Problem to solve: Gather, from the data below, each line in which the word "name" occurs.

Information supplied:
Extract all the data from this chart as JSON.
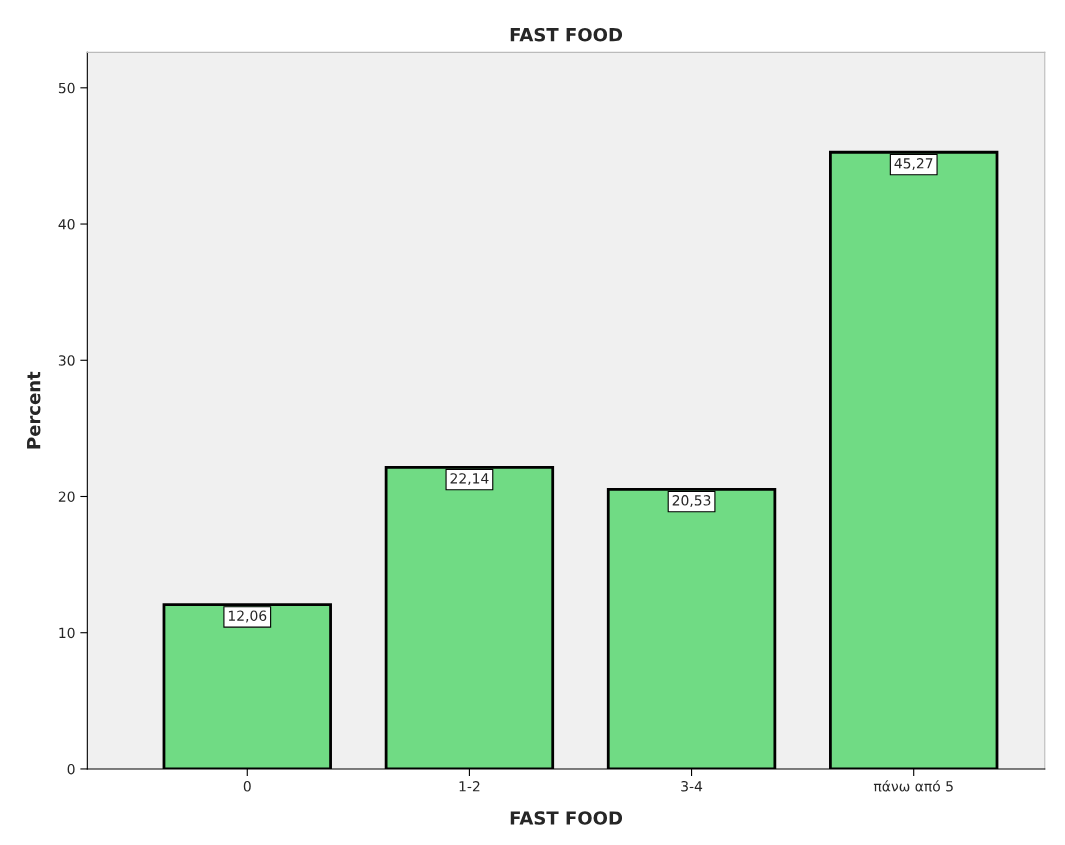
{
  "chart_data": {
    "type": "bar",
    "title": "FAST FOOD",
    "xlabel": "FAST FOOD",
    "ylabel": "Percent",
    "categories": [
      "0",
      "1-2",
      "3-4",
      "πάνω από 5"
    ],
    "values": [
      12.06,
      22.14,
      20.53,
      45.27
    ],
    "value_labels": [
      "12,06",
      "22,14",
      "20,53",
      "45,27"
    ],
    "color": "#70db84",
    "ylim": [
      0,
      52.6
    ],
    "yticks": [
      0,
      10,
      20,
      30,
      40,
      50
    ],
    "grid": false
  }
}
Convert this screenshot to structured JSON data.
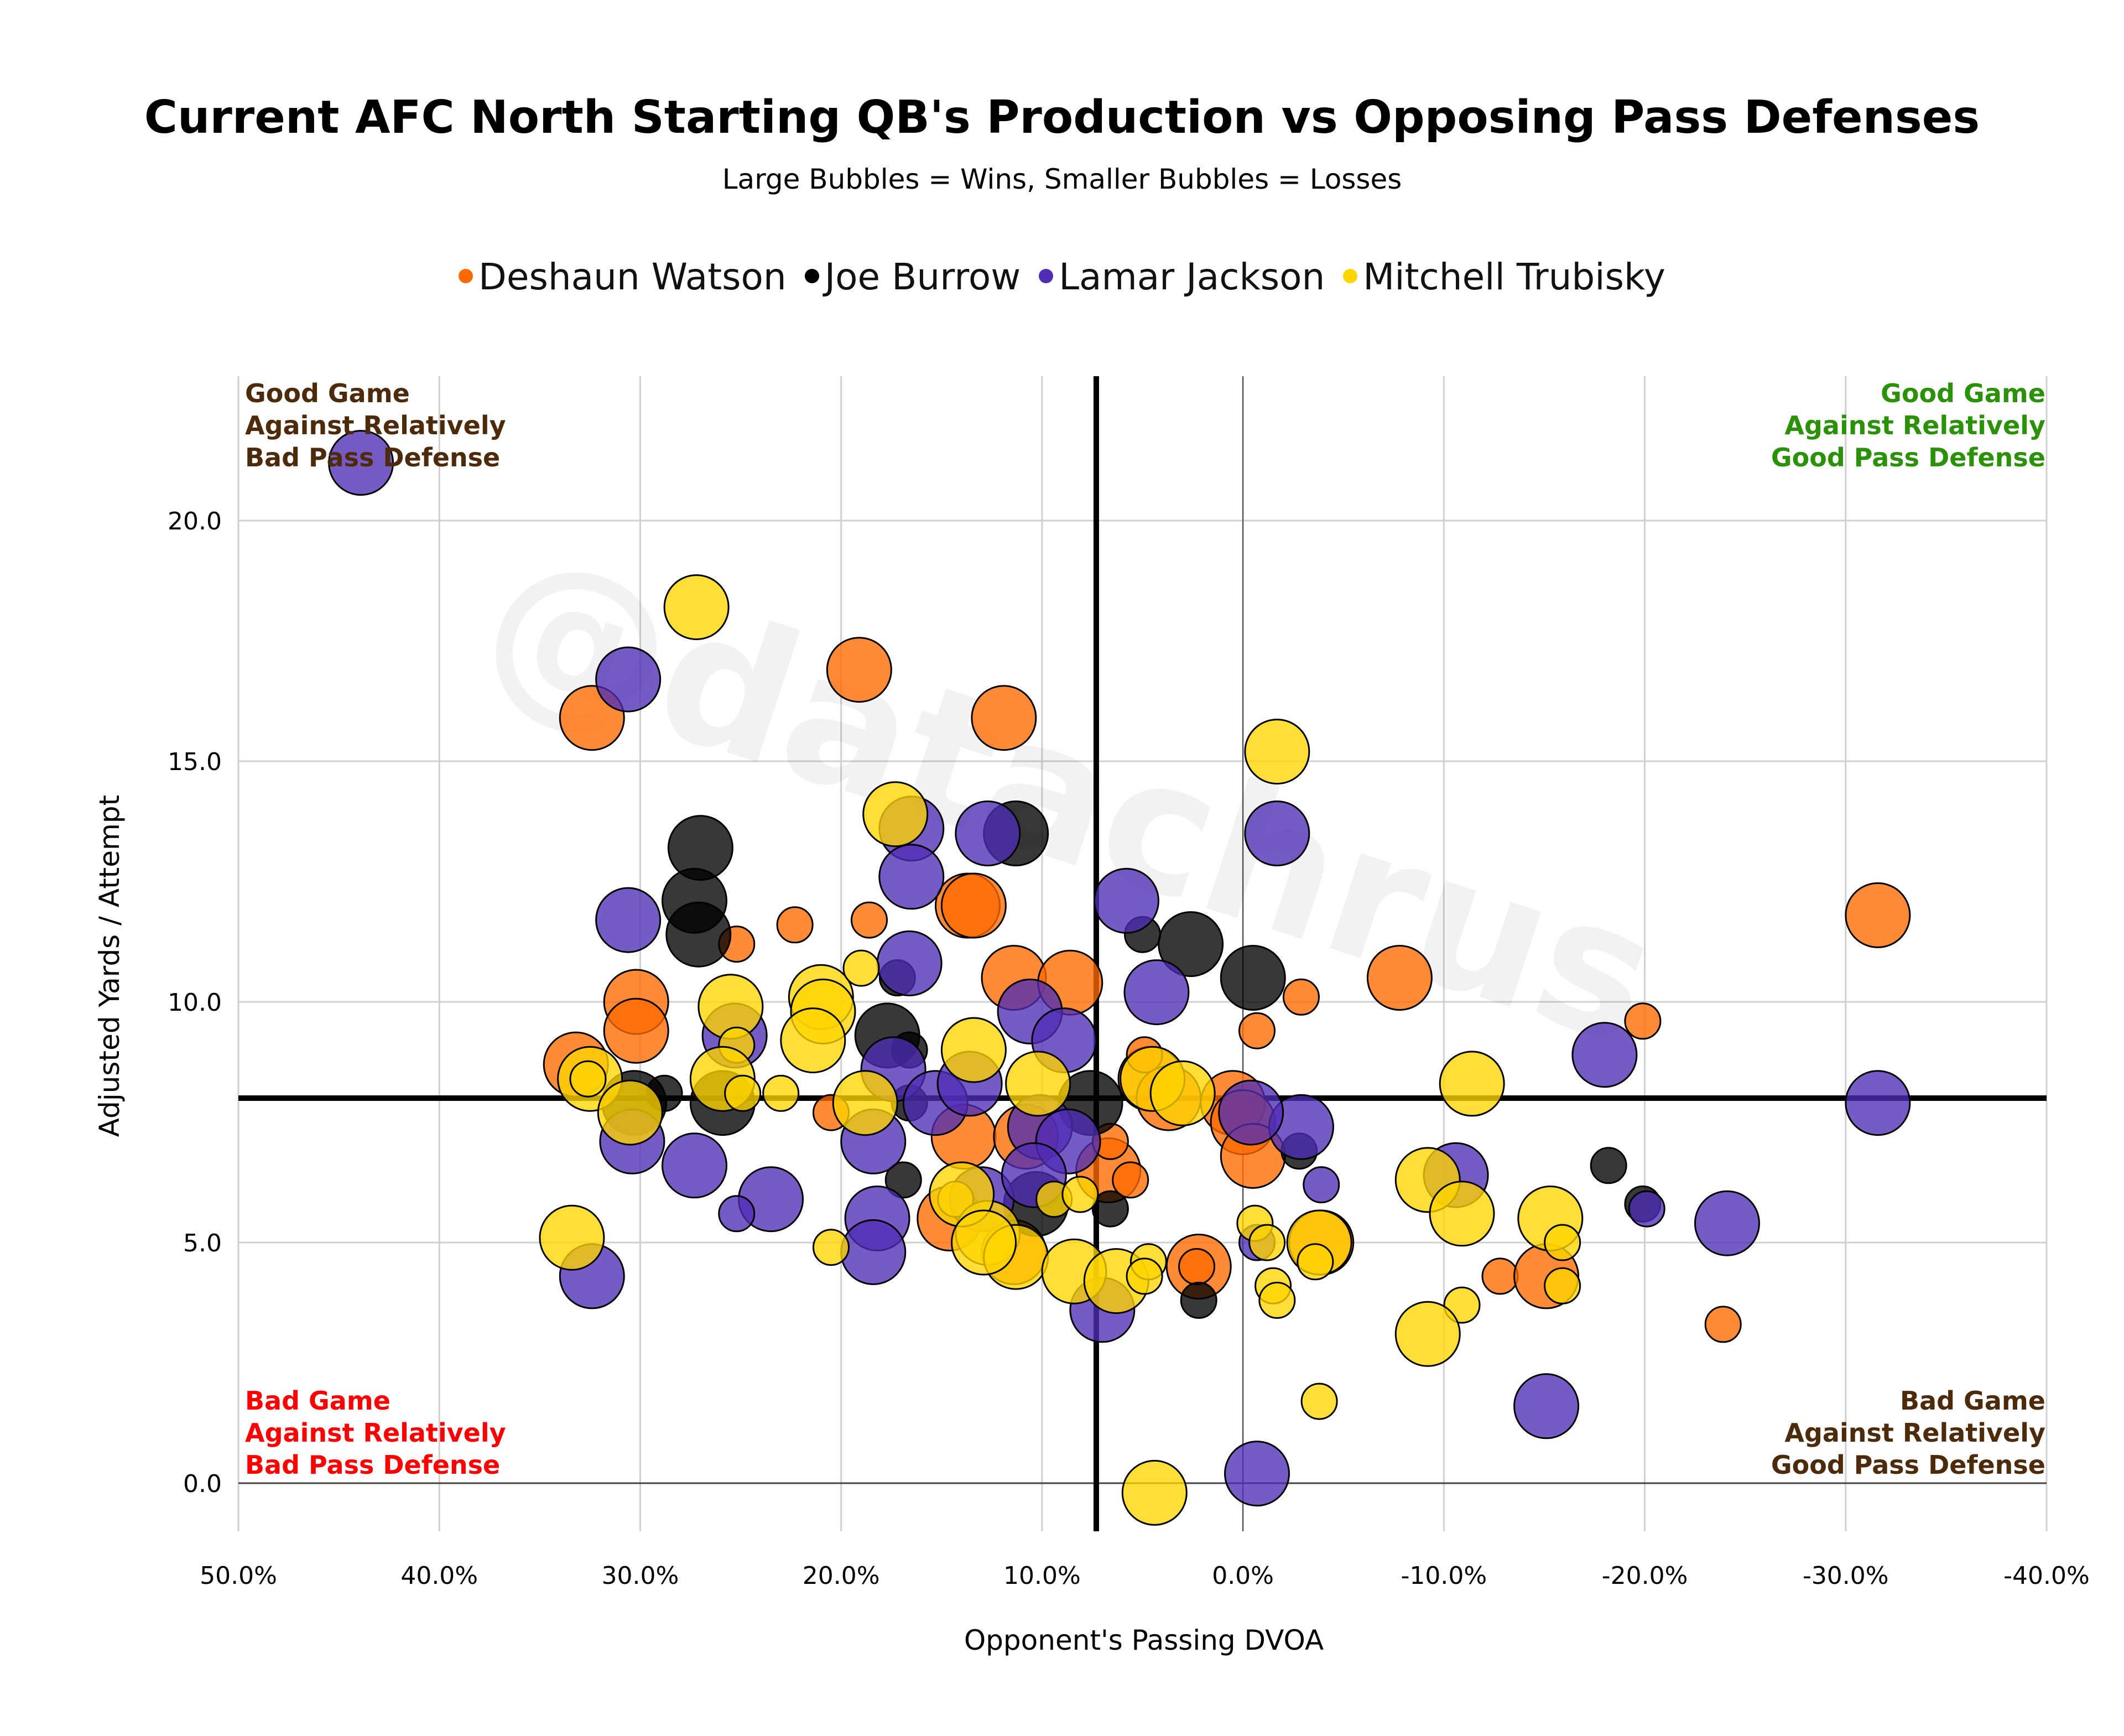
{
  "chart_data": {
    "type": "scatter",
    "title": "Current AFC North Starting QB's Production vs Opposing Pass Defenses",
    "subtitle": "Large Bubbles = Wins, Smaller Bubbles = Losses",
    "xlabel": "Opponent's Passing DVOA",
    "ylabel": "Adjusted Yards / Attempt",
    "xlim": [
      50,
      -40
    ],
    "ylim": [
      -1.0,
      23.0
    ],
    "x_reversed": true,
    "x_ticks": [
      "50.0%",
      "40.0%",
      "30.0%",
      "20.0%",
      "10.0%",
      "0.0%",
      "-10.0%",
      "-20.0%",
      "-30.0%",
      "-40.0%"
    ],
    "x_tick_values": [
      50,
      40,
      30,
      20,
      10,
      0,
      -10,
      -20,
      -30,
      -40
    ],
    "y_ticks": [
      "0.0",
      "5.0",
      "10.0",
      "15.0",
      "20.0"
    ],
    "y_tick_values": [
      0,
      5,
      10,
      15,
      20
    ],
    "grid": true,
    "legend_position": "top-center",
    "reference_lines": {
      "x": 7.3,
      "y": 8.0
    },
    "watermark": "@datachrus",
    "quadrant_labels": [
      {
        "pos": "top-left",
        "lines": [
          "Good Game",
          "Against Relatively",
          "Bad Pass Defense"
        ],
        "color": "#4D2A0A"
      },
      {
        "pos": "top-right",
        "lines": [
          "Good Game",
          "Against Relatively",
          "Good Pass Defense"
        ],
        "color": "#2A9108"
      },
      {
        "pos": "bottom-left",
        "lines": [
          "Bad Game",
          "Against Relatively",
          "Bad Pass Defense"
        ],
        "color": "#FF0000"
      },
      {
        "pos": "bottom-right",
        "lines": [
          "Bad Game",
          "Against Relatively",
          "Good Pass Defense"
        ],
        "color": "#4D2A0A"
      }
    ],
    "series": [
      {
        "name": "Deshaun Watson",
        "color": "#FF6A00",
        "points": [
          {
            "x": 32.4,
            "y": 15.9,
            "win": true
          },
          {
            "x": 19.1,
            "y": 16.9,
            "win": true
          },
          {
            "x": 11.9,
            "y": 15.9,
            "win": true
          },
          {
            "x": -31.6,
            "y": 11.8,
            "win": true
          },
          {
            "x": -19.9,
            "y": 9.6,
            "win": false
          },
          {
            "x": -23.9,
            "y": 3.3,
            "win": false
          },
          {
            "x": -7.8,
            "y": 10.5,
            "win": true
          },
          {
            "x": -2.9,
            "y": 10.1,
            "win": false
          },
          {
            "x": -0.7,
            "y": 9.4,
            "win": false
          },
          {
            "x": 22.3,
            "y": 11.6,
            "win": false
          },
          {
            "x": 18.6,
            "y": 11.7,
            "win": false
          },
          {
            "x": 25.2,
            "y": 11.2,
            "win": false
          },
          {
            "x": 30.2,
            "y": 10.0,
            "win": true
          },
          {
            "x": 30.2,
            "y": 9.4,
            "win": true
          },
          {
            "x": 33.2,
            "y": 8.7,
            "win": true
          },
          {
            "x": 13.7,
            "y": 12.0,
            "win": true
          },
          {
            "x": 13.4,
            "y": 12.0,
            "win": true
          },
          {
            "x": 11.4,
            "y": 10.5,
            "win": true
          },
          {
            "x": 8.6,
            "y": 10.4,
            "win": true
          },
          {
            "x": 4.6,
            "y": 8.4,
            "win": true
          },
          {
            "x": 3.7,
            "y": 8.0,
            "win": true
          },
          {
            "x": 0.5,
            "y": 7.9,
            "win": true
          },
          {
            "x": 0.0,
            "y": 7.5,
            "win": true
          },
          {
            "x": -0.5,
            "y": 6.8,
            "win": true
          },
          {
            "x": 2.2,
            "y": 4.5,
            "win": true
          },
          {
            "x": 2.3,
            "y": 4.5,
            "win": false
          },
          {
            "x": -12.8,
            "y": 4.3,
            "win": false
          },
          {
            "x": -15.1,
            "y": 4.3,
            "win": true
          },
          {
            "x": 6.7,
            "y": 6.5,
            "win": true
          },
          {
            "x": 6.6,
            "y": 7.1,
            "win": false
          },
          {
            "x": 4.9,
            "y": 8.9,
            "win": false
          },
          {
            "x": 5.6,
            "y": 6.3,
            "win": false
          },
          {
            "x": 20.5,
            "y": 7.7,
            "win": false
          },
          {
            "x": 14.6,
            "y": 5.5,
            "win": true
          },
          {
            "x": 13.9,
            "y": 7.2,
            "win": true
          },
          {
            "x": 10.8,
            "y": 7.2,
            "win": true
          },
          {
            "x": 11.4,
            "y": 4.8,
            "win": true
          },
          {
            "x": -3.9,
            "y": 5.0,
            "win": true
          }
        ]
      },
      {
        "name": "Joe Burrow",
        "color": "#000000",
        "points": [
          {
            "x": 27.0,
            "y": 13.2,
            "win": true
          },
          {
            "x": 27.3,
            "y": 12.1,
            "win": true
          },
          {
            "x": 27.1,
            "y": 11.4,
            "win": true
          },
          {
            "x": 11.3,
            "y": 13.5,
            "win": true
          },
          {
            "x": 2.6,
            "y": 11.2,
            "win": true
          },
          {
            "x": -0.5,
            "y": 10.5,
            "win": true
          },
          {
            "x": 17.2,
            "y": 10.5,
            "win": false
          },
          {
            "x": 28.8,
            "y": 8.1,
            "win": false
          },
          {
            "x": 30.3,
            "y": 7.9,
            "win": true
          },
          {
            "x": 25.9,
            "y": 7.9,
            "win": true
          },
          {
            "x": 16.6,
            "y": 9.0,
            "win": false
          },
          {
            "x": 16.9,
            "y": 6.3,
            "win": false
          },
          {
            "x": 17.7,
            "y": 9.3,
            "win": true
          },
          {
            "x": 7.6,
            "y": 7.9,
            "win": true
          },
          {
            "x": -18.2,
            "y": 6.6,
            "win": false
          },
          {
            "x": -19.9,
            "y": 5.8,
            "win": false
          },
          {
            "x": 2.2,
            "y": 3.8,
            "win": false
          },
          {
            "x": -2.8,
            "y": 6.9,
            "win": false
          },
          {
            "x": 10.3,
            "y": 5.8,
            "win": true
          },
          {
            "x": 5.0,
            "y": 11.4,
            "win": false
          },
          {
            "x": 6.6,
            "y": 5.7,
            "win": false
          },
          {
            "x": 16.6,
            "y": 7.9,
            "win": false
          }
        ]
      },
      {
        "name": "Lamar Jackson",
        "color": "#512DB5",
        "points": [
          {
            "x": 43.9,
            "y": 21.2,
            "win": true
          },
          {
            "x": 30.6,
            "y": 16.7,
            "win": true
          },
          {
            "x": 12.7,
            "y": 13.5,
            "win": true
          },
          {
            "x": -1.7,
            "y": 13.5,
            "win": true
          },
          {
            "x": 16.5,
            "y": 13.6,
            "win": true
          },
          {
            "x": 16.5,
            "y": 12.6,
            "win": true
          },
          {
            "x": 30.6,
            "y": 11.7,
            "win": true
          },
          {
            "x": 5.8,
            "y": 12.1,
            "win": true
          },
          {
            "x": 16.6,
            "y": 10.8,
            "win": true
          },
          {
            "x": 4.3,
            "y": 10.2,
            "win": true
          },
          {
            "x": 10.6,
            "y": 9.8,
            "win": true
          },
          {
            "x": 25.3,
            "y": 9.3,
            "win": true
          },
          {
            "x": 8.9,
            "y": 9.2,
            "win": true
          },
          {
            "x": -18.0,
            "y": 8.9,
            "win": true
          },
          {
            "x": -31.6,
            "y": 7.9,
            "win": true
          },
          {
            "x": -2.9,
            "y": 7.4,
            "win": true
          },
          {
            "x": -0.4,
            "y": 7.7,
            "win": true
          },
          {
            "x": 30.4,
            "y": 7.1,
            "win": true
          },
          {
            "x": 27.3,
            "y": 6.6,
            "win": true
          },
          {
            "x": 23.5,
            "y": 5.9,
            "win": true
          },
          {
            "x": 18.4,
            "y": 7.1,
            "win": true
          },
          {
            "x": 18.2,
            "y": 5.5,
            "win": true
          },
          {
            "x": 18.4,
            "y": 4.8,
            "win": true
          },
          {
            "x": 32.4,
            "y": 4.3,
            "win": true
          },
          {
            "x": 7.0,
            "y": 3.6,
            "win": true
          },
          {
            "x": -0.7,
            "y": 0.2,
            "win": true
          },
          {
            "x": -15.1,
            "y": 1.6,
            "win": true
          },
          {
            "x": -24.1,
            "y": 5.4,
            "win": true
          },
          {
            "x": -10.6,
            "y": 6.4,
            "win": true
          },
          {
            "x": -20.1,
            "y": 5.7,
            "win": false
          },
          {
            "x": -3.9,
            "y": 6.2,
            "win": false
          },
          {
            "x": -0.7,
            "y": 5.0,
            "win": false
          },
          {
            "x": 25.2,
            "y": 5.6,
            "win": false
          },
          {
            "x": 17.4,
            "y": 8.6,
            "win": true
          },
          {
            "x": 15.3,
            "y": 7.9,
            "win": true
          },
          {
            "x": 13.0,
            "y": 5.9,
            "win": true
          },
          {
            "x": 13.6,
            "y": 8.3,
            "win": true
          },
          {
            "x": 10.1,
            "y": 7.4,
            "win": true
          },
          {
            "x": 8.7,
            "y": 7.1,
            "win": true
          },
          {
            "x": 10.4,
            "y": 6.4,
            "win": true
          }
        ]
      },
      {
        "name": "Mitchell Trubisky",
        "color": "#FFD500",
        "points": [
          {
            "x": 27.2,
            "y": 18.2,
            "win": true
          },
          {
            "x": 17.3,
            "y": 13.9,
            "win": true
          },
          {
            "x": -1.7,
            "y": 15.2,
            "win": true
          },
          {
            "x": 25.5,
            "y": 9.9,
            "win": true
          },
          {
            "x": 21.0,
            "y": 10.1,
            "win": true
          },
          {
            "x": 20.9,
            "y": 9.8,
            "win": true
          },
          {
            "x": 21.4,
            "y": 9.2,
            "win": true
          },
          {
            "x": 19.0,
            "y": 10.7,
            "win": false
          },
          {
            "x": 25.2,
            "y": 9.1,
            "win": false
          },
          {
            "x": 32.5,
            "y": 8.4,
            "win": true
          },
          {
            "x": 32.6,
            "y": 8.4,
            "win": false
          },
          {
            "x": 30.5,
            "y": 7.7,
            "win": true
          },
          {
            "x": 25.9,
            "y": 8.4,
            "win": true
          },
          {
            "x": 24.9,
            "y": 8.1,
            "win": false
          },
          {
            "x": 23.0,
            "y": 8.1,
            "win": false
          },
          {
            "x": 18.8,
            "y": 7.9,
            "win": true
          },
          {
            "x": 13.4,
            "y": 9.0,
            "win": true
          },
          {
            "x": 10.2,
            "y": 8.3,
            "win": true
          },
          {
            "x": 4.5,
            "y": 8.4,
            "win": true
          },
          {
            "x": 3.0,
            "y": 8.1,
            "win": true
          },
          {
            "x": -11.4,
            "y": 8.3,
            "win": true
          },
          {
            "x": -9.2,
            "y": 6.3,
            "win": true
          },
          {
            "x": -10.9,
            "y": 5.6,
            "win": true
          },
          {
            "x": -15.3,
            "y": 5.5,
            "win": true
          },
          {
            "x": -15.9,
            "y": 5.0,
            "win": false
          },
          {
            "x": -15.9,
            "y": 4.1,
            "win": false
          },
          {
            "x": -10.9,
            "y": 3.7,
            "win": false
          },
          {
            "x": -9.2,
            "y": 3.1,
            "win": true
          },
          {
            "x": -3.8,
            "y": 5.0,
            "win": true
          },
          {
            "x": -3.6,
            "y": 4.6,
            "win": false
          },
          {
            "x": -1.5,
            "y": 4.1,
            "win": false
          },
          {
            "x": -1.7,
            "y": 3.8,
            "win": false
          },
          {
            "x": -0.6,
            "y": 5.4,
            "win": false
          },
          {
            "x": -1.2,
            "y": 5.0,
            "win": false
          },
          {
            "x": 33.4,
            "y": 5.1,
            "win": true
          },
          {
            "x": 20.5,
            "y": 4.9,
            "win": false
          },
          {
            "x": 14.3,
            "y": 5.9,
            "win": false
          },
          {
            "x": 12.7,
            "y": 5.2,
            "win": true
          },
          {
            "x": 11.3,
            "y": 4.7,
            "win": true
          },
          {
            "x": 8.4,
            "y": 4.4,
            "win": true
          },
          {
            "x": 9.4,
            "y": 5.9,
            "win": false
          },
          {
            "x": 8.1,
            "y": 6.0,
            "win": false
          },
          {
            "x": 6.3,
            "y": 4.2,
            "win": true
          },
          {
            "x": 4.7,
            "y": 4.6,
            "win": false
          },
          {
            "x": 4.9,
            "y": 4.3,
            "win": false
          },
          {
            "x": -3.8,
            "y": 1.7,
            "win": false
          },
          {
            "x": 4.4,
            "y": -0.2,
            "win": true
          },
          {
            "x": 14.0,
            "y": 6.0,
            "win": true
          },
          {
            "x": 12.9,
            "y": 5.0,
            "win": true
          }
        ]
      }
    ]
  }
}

Solution to this problem:
        "name": "Deshaun Watson",
        "name": "Joe Burrow",
        "name": "Lamar Jackson",
        "name": "Mitchell Trubisky",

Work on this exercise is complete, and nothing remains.